• [REQUIREMENT]: From the listing below, count the lines where the string "business" occurs. Give the number, with no other words.

• [DATA EXTRACT]:
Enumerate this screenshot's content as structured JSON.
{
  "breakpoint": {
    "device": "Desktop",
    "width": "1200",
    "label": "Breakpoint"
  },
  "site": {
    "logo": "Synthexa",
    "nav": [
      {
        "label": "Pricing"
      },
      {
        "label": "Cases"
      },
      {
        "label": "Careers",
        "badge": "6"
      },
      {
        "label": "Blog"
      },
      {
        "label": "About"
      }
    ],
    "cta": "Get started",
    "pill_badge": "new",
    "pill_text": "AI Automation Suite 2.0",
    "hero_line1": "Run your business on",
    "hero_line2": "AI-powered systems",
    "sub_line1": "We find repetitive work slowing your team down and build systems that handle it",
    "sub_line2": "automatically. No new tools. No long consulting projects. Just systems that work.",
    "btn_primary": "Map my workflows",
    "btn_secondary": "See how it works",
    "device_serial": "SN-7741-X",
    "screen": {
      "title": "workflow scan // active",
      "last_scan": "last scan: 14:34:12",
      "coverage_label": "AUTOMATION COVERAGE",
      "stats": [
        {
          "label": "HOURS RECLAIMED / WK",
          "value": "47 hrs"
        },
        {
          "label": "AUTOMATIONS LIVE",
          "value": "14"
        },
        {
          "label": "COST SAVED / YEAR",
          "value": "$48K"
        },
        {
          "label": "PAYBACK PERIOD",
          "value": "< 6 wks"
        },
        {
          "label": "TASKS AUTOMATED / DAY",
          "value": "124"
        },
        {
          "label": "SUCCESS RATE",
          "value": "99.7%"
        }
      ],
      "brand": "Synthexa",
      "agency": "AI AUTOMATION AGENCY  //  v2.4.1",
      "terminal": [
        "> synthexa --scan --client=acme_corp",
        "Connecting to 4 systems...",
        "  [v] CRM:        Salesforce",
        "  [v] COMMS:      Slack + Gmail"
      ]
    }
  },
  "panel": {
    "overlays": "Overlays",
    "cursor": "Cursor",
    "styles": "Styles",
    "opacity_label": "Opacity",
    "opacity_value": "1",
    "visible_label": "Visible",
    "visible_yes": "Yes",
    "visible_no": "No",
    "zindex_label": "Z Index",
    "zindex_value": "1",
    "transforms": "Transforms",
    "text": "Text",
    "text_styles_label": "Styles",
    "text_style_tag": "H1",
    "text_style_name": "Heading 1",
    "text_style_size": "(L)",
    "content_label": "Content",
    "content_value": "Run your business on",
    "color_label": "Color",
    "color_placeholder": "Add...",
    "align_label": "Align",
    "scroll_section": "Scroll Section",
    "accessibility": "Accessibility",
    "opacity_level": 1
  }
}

• [THE REPLY]: 2